+++ EXTRACTED DATA
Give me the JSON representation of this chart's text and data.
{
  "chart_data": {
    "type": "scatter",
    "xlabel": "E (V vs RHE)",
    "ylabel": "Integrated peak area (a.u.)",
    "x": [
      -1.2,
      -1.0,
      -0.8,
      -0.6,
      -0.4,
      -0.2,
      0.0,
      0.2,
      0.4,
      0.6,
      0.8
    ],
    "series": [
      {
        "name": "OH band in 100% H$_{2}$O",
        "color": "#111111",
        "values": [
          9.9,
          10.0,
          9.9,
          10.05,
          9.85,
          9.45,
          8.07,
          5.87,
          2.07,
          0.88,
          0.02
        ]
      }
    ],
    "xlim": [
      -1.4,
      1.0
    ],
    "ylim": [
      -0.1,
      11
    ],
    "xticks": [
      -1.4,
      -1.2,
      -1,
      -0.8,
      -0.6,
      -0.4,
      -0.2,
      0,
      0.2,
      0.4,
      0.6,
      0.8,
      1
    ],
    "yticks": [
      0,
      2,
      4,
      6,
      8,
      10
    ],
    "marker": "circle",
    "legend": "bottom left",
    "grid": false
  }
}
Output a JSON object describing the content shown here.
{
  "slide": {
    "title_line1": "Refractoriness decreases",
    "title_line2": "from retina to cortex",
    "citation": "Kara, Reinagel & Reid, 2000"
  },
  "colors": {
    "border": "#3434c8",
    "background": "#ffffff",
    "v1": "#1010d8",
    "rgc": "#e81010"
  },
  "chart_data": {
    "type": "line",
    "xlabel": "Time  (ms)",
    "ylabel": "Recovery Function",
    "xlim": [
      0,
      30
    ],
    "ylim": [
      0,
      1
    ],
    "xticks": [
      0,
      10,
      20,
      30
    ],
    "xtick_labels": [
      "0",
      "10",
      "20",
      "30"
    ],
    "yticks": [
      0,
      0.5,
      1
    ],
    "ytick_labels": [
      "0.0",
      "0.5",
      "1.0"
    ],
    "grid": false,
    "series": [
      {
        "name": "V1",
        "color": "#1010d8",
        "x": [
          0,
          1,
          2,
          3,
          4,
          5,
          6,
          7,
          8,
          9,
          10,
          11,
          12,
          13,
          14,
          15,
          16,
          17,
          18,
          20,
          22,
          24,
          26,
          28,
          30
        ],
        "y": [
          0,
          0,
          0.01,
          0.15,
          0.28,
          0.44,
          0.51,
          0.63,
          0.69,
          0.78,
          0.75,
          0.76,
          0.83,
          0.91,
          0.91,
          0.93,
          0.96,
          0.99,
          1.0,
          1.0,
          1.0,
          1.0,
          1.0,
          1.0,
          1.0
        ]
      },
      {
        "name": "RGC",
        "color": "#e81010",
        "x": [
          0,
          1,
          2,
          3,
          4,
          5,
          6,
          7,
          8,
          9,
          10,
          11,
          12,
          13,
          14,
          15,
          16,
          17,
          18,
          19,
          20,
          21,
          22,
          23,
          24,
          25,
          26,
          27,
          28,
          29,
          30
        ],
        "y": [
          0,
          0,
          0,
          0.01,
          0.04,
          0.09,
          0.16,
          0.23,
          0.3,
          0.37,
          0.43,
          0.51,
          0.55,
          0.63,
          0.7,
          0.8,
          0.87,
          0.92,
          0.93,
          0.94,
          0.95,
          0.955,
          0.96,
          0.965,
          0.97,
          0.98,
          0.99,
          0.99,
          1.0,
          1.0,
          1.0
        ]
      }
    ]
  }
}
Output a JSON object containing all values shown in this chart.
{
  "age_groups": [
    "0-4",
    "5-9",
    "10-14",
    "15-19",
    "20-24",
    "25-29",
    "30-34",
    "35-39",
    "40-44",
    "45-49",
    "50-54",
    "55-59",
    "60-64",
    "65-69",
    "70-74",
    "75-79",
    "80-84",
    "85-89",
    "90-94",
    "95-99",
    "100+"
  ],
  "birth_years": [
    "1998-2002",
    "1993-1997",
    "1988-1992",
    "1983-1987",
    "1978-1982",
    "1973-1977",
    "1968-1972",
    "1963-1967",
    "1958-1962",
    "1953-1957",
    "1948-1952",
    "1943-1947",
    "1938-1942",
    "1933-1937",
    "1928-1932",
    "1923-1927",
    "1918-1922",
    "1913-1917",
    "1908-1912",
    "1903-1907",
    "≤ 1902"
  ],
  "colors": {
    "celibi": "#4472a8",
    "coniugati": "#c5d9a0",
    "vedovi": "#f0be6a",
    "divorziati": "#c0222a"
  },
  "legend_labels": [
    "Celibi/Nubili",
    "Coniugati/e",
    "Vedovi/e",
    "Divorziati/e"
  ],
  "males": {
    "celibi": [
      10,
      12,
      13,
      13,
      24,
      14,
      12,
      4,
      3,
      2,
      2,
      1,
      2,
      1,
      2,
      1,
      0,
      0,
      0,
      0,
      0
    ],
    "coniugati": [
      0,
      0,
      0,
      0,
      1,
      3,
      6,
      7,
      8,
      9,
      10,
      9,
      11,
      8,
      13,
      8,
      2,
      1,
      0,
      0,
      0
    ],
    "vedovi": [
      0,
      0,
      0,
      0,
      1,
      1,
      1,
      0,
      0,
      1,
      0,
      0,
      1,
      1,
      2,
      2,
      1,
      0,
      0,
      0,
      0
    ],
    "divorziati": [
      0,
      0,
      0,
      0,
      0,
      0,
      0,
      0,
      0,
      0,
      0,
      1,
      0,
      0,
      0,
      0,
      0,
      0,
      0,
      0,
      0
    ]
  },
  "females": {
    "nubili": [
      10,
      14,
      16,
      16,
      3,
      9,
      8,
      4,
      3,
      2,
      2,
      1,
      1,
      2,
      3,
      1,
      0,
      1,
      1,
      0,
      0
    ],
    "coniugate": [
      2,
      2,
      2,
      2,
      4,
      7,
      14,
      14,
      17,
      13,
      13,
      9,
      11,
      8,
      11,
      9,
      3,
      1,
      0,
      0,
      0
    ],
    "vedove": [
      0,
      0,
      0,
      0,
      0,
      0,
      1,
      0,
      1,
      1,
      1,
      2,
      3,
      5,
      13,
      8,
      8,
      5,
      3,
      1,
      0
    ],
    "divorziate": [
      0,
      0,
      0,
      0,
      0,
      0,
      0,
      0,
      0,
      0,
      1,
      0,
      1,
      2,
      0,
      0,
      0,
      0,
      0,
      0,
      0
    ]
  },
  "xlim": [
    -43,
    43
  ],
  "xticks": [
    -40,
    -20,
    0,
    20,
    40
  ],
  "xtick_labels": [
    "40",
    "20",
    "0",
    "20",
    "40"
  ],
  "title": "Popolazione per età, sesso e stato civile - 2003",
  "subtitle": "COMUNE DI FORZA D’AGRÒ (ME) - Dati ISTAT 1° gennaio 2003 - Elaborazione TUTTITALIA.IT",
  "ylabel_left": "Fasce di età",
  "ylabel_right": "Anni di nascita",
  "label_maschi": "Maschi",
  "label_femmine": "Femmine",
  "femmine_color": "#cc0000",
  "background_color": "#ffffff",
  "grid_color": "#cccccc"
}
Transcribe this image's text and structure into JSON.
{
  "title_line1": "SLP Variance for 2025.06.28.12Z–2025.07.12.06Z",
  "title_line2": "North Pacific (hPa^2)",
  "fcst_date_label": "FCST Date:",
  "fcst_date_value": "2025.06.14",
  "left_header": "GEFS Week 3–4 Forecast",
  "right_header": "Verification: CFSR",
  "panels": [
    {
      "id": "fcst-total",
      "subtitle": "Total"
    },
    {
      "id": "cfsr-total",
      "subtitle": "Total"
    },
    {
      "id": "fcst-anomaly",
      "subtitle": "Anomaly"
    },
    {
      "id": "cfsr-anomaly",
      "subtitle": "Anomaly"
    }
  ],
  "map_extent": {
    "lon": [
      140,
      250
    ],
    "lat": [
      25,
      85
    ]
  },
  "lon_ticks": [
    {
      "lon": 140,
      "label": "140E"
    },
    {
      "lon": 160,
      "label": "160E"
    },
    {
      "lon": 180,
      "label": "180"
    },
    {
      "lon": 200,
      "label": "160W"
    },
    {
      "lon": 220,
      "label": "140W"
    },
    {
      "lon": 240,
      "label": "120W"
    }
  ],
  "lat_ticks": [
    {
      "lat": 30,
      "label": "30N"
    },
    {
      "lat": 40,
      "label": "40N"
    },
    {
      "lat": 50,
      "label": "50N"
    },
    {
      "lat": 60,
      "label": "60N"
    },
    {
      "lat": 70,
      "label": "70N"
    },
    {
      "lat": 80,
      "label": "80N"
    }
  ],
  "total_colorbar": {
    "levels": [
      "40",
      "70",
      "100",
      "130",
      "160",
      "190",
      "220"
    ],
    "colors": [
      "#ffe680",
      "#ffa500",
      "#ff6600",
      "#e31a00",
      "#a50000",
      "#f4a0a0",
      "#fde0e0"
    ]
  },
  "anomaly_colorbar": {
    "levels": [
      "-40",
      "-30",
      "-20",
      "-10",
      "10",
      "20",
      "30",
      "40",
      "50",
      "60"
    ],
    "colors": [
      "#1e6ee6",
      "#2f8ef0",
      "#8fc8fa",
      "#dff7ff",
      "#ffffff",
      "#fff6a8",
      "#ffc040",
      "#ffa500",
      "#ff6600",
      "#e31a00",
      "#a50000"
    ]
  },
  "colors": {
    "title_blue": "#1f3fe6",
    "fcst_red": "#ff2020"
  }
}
++++++
→ GOAL: Scan the material and collect every line that contains "this".

→ RIGHT ANSWER:
Give me the JSON representation of this chart's text and data.
Output a JSON object containing all values shown in this chart.
Transcribe this image's text and structure into JSON.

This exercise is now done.